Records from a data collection
────────────────────────────────────────

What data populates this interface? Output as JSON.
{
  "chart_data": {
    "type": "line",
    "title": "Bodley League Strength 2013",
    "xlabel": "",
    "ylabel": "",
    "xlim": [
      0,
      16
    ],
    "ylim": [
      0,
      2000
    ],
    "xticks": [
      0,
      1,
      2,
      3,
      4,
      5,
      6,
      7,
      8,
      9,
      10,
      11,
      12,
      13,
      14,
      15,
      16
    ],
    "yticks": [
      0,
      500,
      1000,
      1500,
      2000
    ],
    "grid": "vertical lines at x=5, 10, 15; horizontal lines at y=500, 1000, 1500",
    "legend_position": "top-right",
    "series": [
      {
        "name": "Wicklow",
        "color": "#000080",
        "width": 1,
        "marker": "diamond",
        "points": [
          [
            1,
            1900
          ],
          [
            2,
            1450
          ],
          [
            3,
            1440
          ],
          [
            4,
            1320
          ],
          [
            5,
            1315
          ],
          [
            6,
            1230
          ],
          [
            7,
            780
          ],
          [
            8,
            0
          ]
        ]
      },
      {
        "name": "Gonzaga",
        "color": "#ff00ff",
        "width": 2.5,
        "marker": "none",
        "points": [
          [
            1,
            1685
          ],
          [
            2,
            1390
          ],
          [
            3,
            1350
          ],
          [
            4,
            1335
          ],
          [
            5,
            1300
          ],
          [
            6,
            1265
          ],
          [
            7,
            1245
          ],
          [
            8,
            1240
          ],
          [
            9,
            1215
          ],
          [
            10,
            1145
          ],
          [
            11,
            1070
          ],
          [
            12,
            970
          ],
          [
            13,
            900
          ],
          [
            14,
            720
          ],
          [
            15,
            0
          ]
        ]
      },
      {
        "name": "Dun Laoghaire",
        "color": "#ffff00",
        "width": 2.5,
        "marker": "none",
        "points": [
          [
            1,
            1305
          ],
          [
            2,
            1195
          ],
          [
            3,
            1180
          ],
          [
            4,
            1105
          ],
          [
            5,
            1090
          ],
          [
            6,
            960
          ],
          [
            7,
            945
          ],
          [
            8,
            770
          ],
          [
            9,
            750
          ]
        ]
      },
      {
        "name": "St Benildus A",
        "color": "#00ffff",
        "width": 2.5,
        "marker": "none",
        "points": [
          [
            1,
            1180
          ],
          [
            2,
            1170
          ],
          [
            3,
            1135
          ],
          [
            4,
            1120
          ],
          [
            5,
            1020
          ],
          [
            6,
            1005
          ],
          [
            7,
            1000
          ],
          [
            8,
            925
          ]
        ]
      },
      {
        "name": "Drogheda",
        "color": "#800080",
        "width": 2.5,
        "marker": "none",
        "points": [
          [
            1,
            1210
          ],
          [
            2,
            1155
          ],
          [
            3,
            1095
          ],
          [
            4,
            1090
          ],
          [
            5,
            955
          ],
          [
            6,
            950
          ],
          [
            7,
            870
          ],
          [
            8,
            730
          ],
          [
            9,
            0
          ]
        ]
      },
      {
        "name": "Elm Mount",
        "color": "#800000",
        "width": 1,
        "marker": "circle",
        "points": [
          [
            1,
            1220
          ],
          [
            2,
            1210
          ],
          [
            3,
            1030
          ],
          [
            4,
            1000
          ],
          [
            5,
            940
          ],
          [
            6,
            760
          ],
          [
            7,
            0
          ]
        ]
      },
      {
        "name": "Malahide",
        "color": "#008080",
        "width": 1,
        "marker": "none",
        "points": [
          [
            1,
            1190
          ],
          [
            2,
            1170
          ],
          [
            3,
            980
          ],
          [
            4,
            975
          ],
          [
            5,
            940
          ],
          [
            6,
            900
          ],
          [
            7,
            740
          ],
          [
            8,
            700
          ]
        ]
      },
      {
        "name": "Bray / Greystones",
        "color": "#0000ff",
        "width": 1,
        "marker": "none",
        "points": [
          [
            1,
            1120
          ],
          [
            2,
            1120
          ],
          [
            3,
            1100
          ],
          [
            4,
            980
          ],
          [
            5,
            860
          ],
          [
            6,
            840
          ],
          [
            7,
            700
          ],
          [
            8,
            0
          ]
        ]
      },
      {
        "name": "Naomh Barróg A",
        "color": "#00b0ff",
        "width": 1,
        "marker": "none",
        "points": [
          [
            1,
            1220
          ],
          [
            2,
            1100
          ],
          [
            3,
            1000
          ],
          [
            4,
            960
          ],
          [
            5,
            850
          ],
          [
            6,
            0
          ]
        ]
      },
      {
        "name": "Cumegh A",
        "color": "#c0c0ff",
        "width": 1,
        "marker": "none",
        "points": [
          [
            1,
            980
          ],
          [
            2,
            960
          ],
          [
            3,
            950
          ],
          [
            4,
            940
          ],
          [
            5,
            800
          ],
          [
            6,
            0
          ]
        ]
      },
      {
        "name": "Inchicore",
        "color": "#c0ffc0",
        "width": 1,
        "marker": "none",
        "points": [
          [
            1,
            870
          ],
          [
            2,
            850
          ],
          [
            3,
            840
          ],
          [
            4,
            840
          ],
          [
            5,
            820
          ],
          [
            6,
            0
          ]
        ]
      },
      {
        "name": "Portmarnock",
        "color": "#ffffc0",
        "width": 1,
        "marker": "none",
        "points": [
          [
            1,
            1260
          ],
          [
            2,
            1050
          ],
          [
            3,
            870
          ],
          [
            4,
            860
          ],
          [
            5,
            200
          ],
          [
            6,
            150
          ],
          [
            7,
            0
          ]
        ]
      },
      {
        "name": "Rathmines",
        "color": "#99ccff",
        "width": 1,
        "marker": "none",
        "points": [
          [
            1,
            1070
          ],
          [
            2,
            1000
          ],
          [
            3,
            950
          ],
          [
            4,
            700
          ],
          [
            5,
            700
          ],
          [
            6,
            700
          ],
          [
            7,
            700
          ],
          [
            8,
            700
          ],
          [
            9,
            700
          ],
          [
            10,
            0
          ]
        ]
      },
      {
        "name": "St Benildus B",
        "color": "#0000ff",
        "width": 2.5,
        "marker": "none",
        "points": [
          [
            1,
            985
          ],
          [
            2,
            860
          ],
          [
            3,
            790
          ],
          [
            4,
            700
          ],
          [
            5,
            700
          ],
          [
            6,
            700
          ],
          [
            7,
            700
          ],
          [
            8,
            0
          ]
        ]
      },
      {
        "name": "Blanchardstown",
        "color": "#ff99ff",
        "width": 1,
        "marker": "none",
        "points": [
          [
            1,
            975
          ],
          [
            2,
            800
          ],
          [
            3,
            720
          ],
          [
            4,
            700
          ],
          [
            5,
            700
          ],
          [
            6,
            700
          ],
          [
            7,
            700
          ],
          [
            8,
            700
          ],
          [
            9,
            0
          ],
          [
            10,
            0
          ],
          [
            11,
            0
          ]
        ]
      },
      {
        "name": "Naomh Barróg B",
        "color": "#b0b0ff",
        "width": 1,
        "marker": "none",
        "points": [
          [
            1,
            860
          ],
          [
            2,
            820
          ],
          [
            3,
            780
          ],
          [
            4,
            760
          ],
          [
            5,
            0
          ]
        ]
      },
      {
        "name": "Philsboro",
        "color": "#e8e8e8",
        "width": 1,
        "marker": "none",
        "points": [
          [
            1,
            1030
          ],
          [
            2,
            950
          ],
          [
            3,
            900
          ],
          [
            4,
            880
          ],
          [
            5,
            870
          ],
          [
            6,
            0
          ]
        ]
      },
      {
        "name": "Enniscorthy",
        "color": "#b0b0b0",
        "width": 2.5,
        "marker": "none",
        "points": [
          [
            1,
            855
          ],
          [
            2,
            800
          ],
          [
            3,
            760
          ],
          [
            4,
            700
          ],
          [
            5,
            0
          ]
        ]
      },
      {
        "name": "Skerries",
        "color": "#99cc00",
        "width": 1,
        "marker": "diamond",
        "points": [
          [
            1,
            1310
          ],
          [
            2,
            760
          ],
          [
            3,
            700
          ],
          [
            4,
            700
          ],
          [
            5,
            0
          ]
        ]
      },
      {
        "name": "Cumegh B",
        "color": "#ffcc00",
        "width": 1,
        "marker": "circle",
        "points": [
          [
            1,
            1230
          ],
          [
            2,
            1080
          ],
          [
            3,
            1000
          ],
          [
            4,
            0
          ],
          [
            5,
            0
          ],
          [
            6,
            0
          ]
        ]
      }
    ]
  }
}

────────────────────────────────────────

▸ Direction: Tally how many lines in the material above hold the word "Benildus". Write only that number.

▸ Full solution: 2